RAW RECORDS start
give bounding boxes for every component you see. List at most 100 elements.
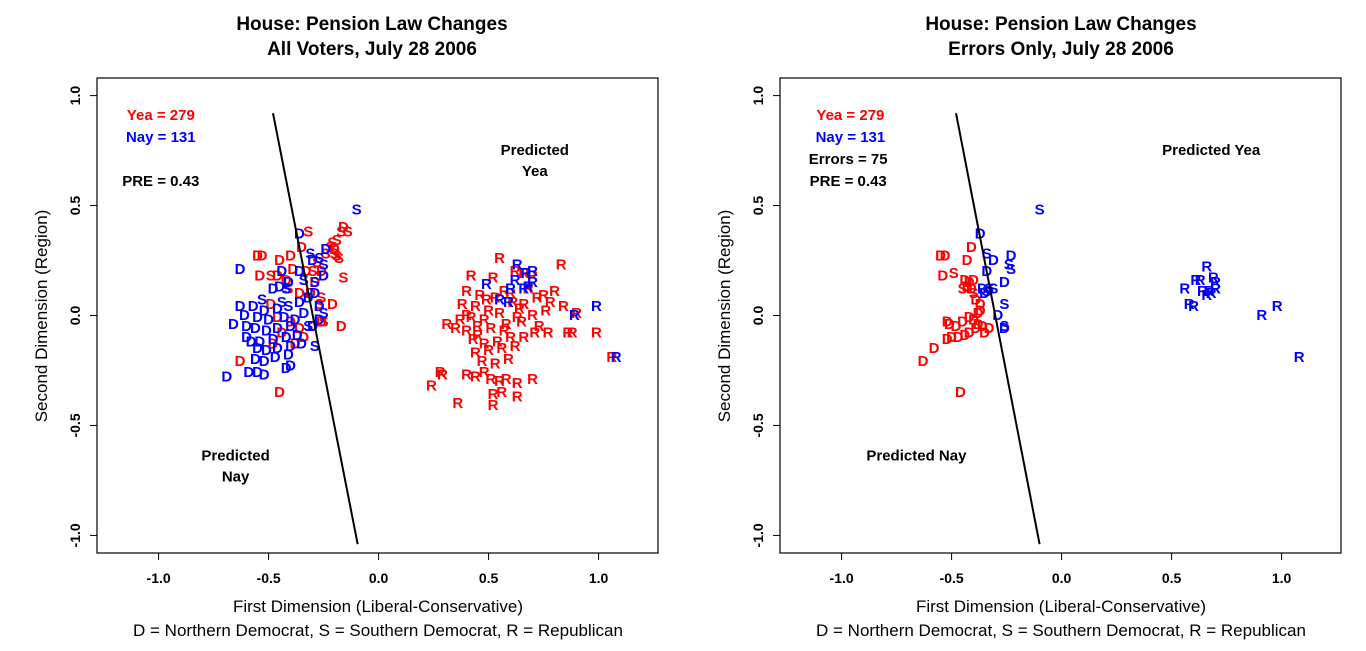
vote-point-nay-r: R: [510, 272, 521, 289]
vote-point-yea-d: D: [946, 329, 957, 346]
vote-point-nay-d: D: [272, 300, 283, 317]
vote-point-nay-d: D: [320, 241, 331, 258]
vote-point-nay-d: D: [285, 318, 296, 335]
region-label: Predicted Nay: [866, 448, 967, 465]
vote-point-yea-d: D: [307, 318, 318, 335]
chart-title-line-1: House: Pension Law Changes: [236, 14, 507, 35]
vote-point-yea-d: D: [336, 318, 347, 335]
vote-point-yea-r: R: [452, 395, 463, 412]
vote-point-nay-d: D: [252, 340, 263, 357]
y-tick-label: -1.0: [67, 523, 83, 547]
vote-point-yea-d: D: [918, 353, 929, 370]
vote-point-yea-r: R: [527, 371, 538, 388]
vote-point-yea-r: R: [512, 309, 523, 326]
vote-point-nay-d: D: [268, 281, 279, 298]
vote-point-yea-r: R: [510, 338, 521, 355]
vote-point-yea-r: R: [518, 265, 529, 282]
vote-point-nay-d: D: [228, 316, 239, 333]
stat-label: Nay = 131: [126, 129, 196, 146]
vote-point-nay-r: R: [1195, 272, 1206, 289]
vote-point-yea-s: S: [327, 234, 337, 251]
vote-point-yea-r: R: [457, 296, 468, 313]
vote-point-nay-d: D: [252, 364, 263, 381]
annotations: Yea = 279 Nay = 131 PRE = 0.43 Predicted Yea…: [122, 107, 569, 486]
vote-point-nay-d: D: [268, 331, 279, 348]
vote-point-yea-d: D: [235, 353, 246, 370]
vote-point-nay-d: D: [992, 307, 1003, 324]
vote-point-yea-d: D: [962, 252, 973, 269]
stat-label: Errors = 75: [809, 151, 888, 168]
vote-point-yea-s: S: [949, 265, 959, 282]
vote-point-yea-s: S: [316, 289, 326, 306]
vote-point-yea-d: D: [287, 261, 298, 278]
vote-point-yea-d: D: [316, 263, 327, 280]
vote-point-nay-d: D: [276, 263, 287, 280]
vote-point-yea-r: R: [516, 314, 527, 331]
vote-point-yea-d: D: [281, 272, 292, 289]
x-tick-label: 1.0: [589, 570, 609, 586]
vote-point-nay-d: D: [307, 252, 318, 269]
x-tick-label: 0.5: [1162, 570, 1182, 586]
vote-point-nay-d: D: [281, 360, 292, 377]
vote-point-yea-r: R: [470, 369, 481, 386]
vote-point-nay-r: R: [1210, 281, 1221, 298]
vote-point-yea-r: R: [606, 349, 617, 366]
vote-point-yea-r: R: [501, 316, 512, 333]
vote-point-yea-d: D: [964, 274, 975, 291]
vote-point-yea-s: S: [343, 223, 353, 240]
vote-point-yea-d: D: [937, 267, 948, 284]
y-tick-label: -1.0: [750, 523, 766, 547]
vote-point-yea-d: D: [984, 320, 995, 337]
vote-point-yea-r: R: [472, 327, 483, 344]
cutting-line: [955, 112, 1041, 545]
vote-point-yea-d: D: [272, 267, 283, 284]
vote-point-yea-s: S: [958, 281, 968, 298]
vote-point-yea-d: D: [285, 248, 296, 265]
region-label: Predicted Yea: [1162, 142, 1261, 159]
vote-point-yea-r: R: [485, 320, 496, 337]
vote-point-yea-r: R: [479, 336, 490, 353]
vote-point-yea-r: R: [483, 303, 494, 320]
vote-point-yea-r: R: [479, 364, 490, 381]
vote-point-yea-r: R: [470, 344, 481, 361]
x-tick-label: 0.0: [1052, 570, 1072, 586]
vote-point-yea-d: D: [296, 239, 307, 256]
vote-point-nay-d: D: [318, 267, 329, 284]
vote-point-yea-r: R: [479, 311, 490, 328]
x-tick-label: -0.5: [257, 570, 281, 586]
vote-point-yea-r: R: [426, 377, 437, 394]
vote-point-yea-r: R: [556, 256, 567, 273]
vote-point-yea-r: R: [437, 366, 448, 383]
vote-point-yea-d: D: [298, 329, 309, 346]
vote-point-nay-s: S: [257, 292, 267, 309]
vote-point-yea-d: D: [294, 320, 305, 337]
vote-point-yea-r: R: [529, 325, 540, 342]
vote-point-yea-d: D: [959, 327, 970, 344]
vote-point-yea-d: D: [316, 314, 327, 331]
vote-point-yea-r: R: [545, 294, 556, 311]
vote-point-yea-s: S: [332, 248, 342, 265]
vote-point-yea-r: R: [435, 364, 446, 381]
vote-point-yea-r: R: [455, 311, 466, 328]
vote-point-nay-s: S: [283, 298, 293, 315]
vote-point-nay-d: D: [259, 353, 270, 370]
vote-point-nay-r: R: [523, 278, 534, 295]
vote-point-yea-r: R: [507, 294, 518, 311]
vote-point-yea-d: D: [966, 239, 977, 256]
vote-point-nay-d: D: [272, 340, 283, 357]
vote-point-yea-d: D: [272, 309, 283, 326]
vote-point-nay-d: D: [292, 327, 303, 344]
vote-point-yea-r: R: [543, 325, 554, 342]
vote-point-yea-d: D: [973, 316, 984, 333]
vote-point-yea-d: D: [955, 384, 966, 401]
vote-point-yea-r: R: [488, 386, 499, 403]
x-axis-legend-note: D = Northern Democrat, S = Southern Demo…: [133, 621, 623, 640]
x-axis-label: First Dimension (Liberal-Conservative): [916, 597, 1206, 616]
vote-point-nay-d: D: [294, 263, 305, 280]
vote-point-yea-r: R: [496, 384, 507, 401]
vote-point-yea-r: R: [499, 322, 510, 339]
vote-point-nay-r: R: [505, 281, 516, 298]
vote-point-nay-d: D: [235, 261, 246, 278]
vote-point-yea-d: D: [966, 281, 977, 298]
vote-point-yea-d: D: [265, 296, 276, 313]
RAW RECORDS end
BRIEF:
Copy every line of the entries above unchanged, leaving out the pictures.

EXERCISE SOLUTION:
give bounding boxes for every component you see. List at most 100 elements.
vote-point-nay-r: R: [510, 272, 521, 289]
vote-point-yea-d: D: [946, 329, 957, 346]
vote-point-nay-d: D: [272, 300, 283, 317]
vote-point-nay-d: D: [320, 241, 331, 258]
vote-point-nay-d: D: [285, 318, 296, 335]
region-label: Predicted Nay: [866, 448, 967, 465]
vote-point-yea-d: D: [307, 318, 318, 335]
chart-title-line-1: House: Pension Law Changes: [236, 14, 507, 35]
vote-point-yea-d: D: [336, 318, 347, 335]
vote-point-yea-r: R: [452, 395, 463, 412]
vote-point-nay-d: D: [252, 340, 263, 357]
y-tick-label: -1.0: [67, 523, 83, 547]
vote-point-yea-d: D: [918, 353, 929, 370]
vote-point-yea-r: R: [527, 371, 538, 388]
vote-point-yea-r: R: [512, 309, 523, 326]
vote-point-nay-d: D: [268, 281, 279, 298]
vote-point-yea-r: R: [510, 338, 521, 355]
vote-point-yea-r: R: [518, 265, 529, 282]
vote-point-nay-d: D: [228, 316, 239, 333]
stat-label: Nay = 131: [126, 129, 196, 146]
vote-point-nay-r: R: [1195, 272, 1206, 289]
vote-point-yea-s: S: [327, 234, 337, 251]
vote-point-yea-r: R: [457, 296, 468, 313]
vote-point-nay-d: D: [252, 364, 263, 381]
annotations: Yea = 279 Nay = 131 PRE = 0.43 Predicted Yea…: [122, 107, 569, 486]
vote-point-nay-d: D: [268, 331, 279, 348]
vote-point-yea-d: D: [235, 353, 246, 370]
vote-point-nay-d: D: [992, 307, 1003, 324]
vote-point-yea-d: D: [962, 252, 973, 269]
stat-label: Errors = 75: [809, 151, 888, 168]
vote-point-yea-s: S: [949, 265, 959, 282]
vote-point-yea-s: S: [316, 289, 326, 306]
vote-point-yea-d: D: [287, 261, 298, 278]
vote-point-yea-d: D: [316, 263, 327, 280]
vote-point-nay-d: D: [276, 263, 287, 280]
vote-point-yea-r: R: [516, 314, 527, 331]
vote-point-yea-d: D: [281, 272, 292, 289]
x-tick-label: 1.0: [589, 570, 609, 586]
vote-point-nay-d: D: [307, 252, 318, 269]
x-tick-label: 0.5: [1162, 570, 1182, 586]
vote-point-nay-d: D: [281, 360, 292, 377]
vote-point-yea-r: R: [470, 369, 481, 386]
vote-point-nay-r: R: [1210, 281, 1221, 298]
vote-point-yea-r: R: [606, 349, 617, 366]
vote-point-yea-r: R: [501, 316, 512, 333]
vote-point-yea-d: D: [964, 274, 975, 291]
vote-point-yea-s: S: [343, 223, 353, 240]
vote-point-yea-d: D: [937, 267, 948, 284]
y-tick-label: -1.0: [750, 523, 766, 547]
vote-point-yea-d: D: [984, 320, 995, 337]
vote-point-yea-r: R: [472, 327, 483, 344]
cutting-line: [955, 112, 1041, 545]
vote-point-yea-d: D: [272, 267, 283, 284]
vote-point-yea-s: S: [958, 281, 968, 298]
vote-point-yea-d: D: [285, 248, 296, 265]
region-label: Predicted Yea: [1162, 142, 1261, 159]
vote-point-yea-r: R: [485, 320, 496, 337]
vote-point-yea-r: R: [479, 336, 490, 353]
vote-point-yea-r: R: [483, 303, 494, 320]
vote-point-yea-r: R: [479, 364, 490, 381]
vote-point-yea-r: R: [470, 344, 481, 361]
x-tick-label: 0.0: [1052, 570, 1072, 586]
vote-point-yea-d: D: [296, 239, 307, 256]
vote-point-nay-d: D: [318, 267, 329, 284]
vote-point-yea-r: R: [479, 311, 490, 328]
x-tick-label: -0.5: [257, 570, 281, 586]
vote-point-yea-r: R: [426, 377, 437, 394]
vote-point-yea-r: R: [556, 256, 567, 273]
vote-point-yea-r: R: [437, 366, 448, 383]
vote-point-yea-d: D: [298, 329, 309, 346]
vote-point-nay-s: S: [257, 292, 267, 309]
vote-point-yea-d: D: [294, 320, 305, 337]
vote-point-yea-r: R: [529, 325, 540, 342]
vote-point-yea-d: D: [959, 327, 970, 344]
vote-point-yea-d: D: [316, 314, 327, 331]
vote-point-yea-r: R: [545, 294, 556, 311]
vote-point-yea-s: S: [332, 248, 342, 265]
vote-point-yea-r: R: [435, 364, 446, 381]
vote-point-yea-r: R: [455, 311, 466, 328]
vote-point-nay-s: S: [283, 298, 293, 315]
vote-point-nay-d: D: [259, 353, 270, 370]
vote-point-nay-r: R: [523, 278, 534, 295]
vote-point-yea-r: R: [507, 294, 518, 311]
vote-point-yea-d: D: [966, 239, 977, 256]
vote-point-nay-d: D: [272, 340, 283, 357]
vote-point-yea-d: D: [272, 309, 283, 326]
vote-point-nay-d: D: [292, 327, 303, 344]
vote-point-yea-r: R: [543, 325, 554, 342]
vote-point-yea-d: D: [973, 316, 984, 333]
vote-point-yea-d: D: [955, 384, 966, 401]
vote-point-yea-r: R: [488, 386, 499, 403]
x-axis-legend-note: D = Northern Democrat, S = Southern Demo…: [133, 621, 623, 640]
x-axis-label: First Dimension (Liberal-Conservative): [916, 597, 1206, 616]
vote-point-nay-d: D: [294, 263, 305, 280]
vote-point-yea-r: R: [496, 384, 507, 401]
vote-point-yea-r: R: [499, 322, 510, 339]
vote-point-nay-r: R: [505, 281, 516, 298]
vote-point-nay-d: D: [235, 261, 246, 278]
vote-point-yea-d: D: [966, 281, 977, 298]
vote-point-yea-d: D: [265, 296, 276, 313]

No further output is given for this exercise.